**Data shown:**

──────────────────────────────

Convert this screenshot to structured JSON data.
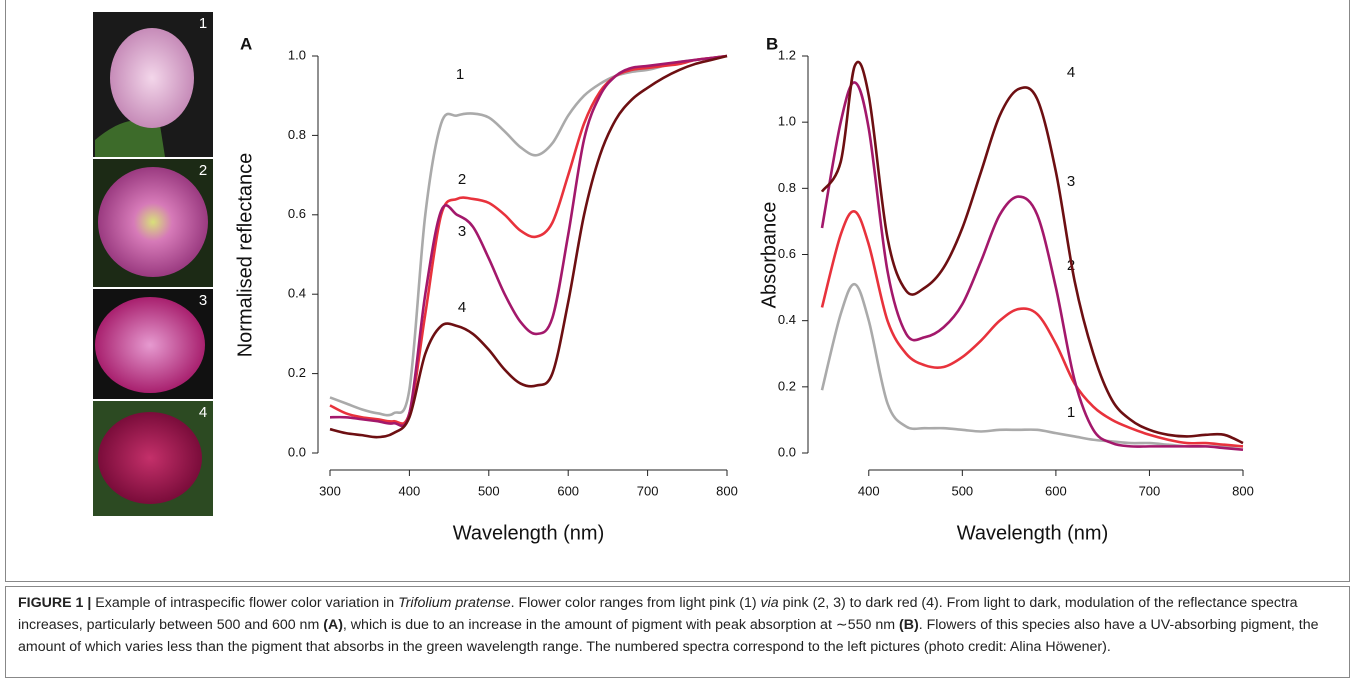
{
  "figure": {
    "photo_labels": [
      "1",
      "2",
      "3",
      "4"
    ]
  },
  "chart_data": [
    {
      "type": "line",
      "label": "A",
      "x_label": "Wavelength (nm)",
      "y_label": "Normalised reflectance",
      "x": [
        300,
        320,
        340,
        360,
        380,
        400,
        420,
        440,
        460,
        480,
        500,
        520,
        540,
        560,
        580,
        600,
        620,
        640,
        660,
        680,
        700,
        720,
        740,
        760,
        780,
        800
      ],
      "xlim": [
        300,
        800
      ],
      "xticks": [
        300,
        400,
        500,
        600,
        700,
        800
      ],
      "ylim": [
        0,
        1
      ],
      "yticks": [
        {
          "value": 0,
          "label": "0.0"
        },
        0.2,
        0.4,
        0.6,
        0.8,
        {
          "value": 1,
          "label": "1.0"
        }
      ],
      "series": [
        {
          "name": "1",
          "color": "#aaaaaa",
          "values": [
            0.14,
            0.125,
            0.11,
            0.1,
            0.1,
            0.16,
            0.6,
            0.83,
            0.85,
            0.855,
            0.845,
            0.81,
            0.77,
            0.75,
            0.78,
            0.85,
            0.9,
            0.93,
            0.95,
            0.96,
            0.965,
            0.975,
            0.985,
            0.99,
            0.995,
            1.0
          ]
        },
        {
          "name": "2",
          "color": "#e8323c",
          "values": [
            0.12,
            0.1,
            0.09,
            0.085,
            0.08,
            0.1,
            0.35,
            0.6,
            0.64,
            0.64,
            0.63,
            0.6,
            0.56,
            0.545,
            0.58,
            0.7,
            0.83,
            0.91,
            0.95,
            0.965,
            0.97,
            0.975,
            0.98,
            0.99,
            0.995,
            1.0
          ]
        },
        {
          "name": "3",
          "color": "#a3186b",
          "values": [
            0.09,
            0.09,
            0.085,
            0.08,
            0.075,
            0.1,
            0.4,
            0.61,
            0.6,
            0.57,
            0.49,
            0.4,
            0.33,
            0.3,
            0.34,
            0.55,
            0.79,
            0.9,
            0.95,
            0.97,
            0.975,
            0.98,
            0.985,
            0.99,
            0.995,
            1.0
          ]
        },
        {
          "name": "4",
          "color": "#6d0f12",
          "values": [
            0.06,
            0.05,
            0.045,
            0.04,
            0.05,
            0.09,
            0.25,
            0.32,
            0.32,
            0.3,
            0.26,
            0.21,
            0.175,
            0.17,
            0.2,
            0.38,
            0.6,
            0.75,
            0.84,
            0.89,
            0.92,
            0.945,
            0.965,
            0.98,
            0.99,
            1.0
          ]
        }
      ]
    },
    {
      "type": "line",
      "label": "B",
      "x_label": "Wavelength (nm)",
      "y_label": "Absorbance",
      "x": [
        350,
        370,
        385,
        400,
        420,
        440,
        460,
        480,
        500,
        520,
        540,
        560,
        580,
        600,
        620,
        640,
        660,
        680,
        700,
        720,
        740,
        760,
        780,
        800
      ],
      "xlim": [
        350,
        800
      ],
      "xticks": [
        400,
        500,
        600,
        700,
        800
      ],
      "ylim": [
        0,
        1.2
      ],
      "yticks": [
        {
          "value": 0,
          "label": "0.0"
        },
        0.2,
        0.4,
        0.6,
        0.8,
        {
          "value": 1,
          "label": "1.0"
        },
        1.2
      ],
      "series": [
        {
          "name": "1",
          "color": "#aaaaaa",
          "values": [
            0.19,
            0.42,
            0.51,
            0.4,
            0.15,
            0.08,
            0.075,
            0.075,
            0.07,
            0.065,
            0.07,
            0.07,
            0.07,
            0.06,
            0.05,
            0.04,
            0.035,
            0.03,
            0.03,
            0.025,
            0.02,
            0.02,
            0.02,
            0.02
          ]
        },
        {
          "name": "2",
          "color": "#e8323c",
          "values": [
            0.44,
            0.66,
            0.73,
            0.63,
            0.4,
            0.3,
            0.265,
            0.26,
            0.29,
            0.34,
            0.4,
            0.435,
            0.42,
            0.33,
            0.21,
            0.14,
            0.1,
            0.075,
            0.055,
            0.04,
            0.03,
            0.03,
            0.025,
            0.02
          ]
        },
        {
          "name": "3",
          "color": "#a3186b",
          "values": [
            0.68,
            1.0,
            1.12,
            0.98,
            0.55,
            0.36,
            0.35,
            0.38,
            0.45,
            0.58,
            0.72,
            0.775,
            0.72,
            0.5,
            0.22,
            0.07,
            0.03,
            0.02,
            0.02,
            0.02,
            0.02,
            0.02,
            0.015,
            0.01
          ]
        },
        {
          "name": "4",
          "color": "#6d0f12",
          "values": [
            0.79,
            0.88,
            1.17,
            1.08,
            0.65,
            0.49,
            0.5,
            0.56,
            0.68,
            0.85,
            1.02,
            1.1,
            1.07,
            0.85,
            0.52,
            0.3,
            0.16,
            0.1,
            0.07,
            0.055,
            0.05,
            0.055,
            0.055,
            0.03
          ]
        }
      ]
    }
  ],
  "caption": {
    "label": "FIGURE 1 |",
    "parts": [
      " Example of intraspecific flower color variation in ",
      "Trifolium pratense",
      ". Flower color ranges from light pink (1) ",
      "via",
      " pink (2, 3) to dark red (4). From light to dark, modulation of the reflectance spectra increases, particularly between 500 and 600 nm ",
      "(A)",
      ", which is due to an increase in the amount of pigment with peak absorption at ∼550 nm ",
      "(B)",
      ". Flowers of this species also have a UV-absorbing pigment, the amount of which varies less than the pigment that absorbs in the green wavelength range. The numbered spectra correspond to the left pictures (photo credit: Alina Höwener)."
    ]
  }
}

──────────────────────────────

**Instruction:** From the data above, pick out each line containing "pigment" and copy it.

**Expected answer:**
      ", which is due to an increase in the amount of pigment with peak absorption at ∼550 nm ",
      ". Flowers of this species also have a UV-absorbing pigment, the amount of which varies less than the pigment that absorbs in the green wavelength range. The numbered spectra correspond to the left pictures (photo credit: Alina Höwener)."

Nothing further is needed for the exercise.